* **WRITTEN TASK**: Exactly as given, write out the lines from the one containing "Output a JSON" through the end of the listing, with both ends included and nothing else.

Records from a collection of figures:
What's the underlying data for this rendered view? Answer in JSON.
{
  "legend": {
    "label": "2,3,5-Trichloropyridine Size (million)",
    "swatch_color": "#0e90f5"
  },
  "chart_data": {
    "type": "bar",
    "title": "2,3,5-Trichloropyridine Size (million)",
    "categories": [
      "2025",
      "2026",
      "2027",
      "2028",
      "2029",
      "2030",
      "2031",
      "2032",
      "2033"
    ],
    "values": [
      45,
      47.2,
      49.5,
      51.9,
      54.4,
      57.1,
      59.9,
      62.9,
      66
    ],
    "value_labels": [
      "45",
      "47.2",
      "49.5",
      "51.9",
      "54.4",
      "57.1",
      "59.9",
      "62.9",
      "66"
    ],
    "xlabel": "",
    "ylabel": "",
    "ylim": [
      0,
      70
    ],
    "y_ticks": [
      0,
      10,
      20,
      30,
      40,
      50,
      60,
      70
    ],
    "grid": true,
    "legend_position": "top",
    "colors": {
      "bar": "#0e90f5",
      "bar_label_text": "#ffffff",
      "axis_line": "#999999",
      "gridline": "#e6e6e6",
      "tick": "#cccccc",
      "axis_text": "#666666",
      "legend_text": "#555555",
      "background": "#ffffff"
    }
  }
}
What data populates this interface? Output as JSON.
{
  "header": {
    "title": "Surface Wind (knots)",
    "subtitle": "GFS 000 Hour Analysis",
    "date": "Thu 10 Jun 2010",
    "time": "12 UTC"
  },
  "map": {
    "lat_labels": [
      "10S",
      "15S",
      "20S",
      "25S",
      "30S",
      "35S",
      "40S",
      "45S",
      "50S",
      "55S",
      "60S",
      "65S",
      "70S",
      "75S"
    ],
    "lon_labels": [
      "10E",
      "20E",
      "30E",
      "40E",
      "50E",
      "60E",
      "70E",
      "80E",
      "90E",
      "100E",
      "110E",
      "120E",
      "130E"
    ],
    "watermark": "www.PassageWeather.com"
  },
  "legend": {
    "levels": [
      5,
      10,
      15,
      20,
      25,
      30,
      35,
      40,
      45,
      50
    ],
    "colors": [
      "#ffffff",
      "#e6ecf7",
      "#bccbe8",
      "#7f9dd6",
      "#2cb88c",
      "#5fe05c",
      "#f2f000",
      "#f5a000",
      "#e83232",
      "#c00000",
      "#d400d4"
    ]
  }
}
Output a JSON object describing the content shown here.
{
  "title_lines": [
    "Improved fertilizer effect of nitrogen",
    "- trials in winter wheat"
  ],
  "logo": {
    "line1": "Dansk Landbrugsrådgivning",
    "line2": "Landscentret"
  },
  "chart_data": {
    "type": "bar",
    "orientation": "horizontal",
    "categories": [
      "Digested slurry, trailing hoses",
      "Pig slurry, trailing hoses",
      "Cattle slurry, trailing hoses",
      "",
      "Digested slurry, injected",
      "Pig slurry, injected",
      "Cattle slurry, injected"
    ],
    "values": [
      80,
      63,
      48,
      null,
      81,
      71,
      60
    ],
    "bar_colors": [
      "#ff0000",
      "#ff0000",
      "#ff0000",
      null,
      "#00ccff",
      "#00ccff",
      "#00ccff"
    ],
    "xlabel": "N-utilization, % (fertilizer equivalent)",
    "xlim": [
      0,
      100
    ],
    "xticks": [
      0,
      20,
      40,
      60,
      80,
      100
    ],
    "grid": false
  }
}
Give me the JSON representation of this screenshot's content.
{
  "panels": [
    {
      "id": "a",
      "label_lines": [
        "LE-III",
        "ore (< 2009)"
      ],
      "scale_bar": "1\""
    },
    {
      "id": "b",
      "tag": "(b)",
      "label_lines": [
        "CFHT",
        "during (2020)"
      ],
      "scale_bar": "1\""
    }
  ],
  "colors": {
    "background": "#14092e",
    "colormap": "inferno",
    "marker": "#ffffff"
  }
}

* **RESPONSE TO THE TASK**:
Output a JSON object describing the content shown here.
{
  "title_lines": [
    "Improved fertilizer effect of nitrogen",
    "- trials in winter wheat"
  ],
  "logo": {
    "line1": "Dansk Landbrugsrådgivning",
    "line2": "Landscentret"
  },
  "chart_data": {
    "type": "bar",
    "orientation": "horizontal",
    "categories": [
      "Digested slurry, trailing hoses",
      "Pig slurry, trailing hoses",
      "Cattle slurry, trailing hoses",
      "",
      "Digested slurry, injected",
      "Pig slurry, injected",
      "Cattle slurry, injected"
    ],
    "values": [
      80,
      63,
      48,
      null,
      81,
      71,
      60
    ],
    "bar_colors": [
      "#ff0000",
      "#ff0000",
      "#ff0000",
      null,
      "#00ccff",
      "#00ccff",
      "#00ccff"
    ],
    "xlabel": "N-utilization, % (fertilizer equivalent)",
    "xlim": [
      0,
      100
    ],
    "xticks": [
      0,
      20,
      40,
      60,
      80,
      100
    ],
    "grid": false
  }
}
Give me the JSON representation of this screenshot's content.
{
  "panels": [
    {
      "id": "a",
      "label_lines": [
        "LE-III",
        "ore (< 2009)"
      ],
      "scale_bar": "1\""
    },
    {
      "id": "b",
      "tag": "(b)",
      "label_lines": [
        "CFHT",
        "during (2020)"
      ],
      "scale_bar": "1\""
    }
  ],
  "colors": {
    "background": "#14092e",
    "colormap": "inferno",
    "marker": "#ffffff"
  }
}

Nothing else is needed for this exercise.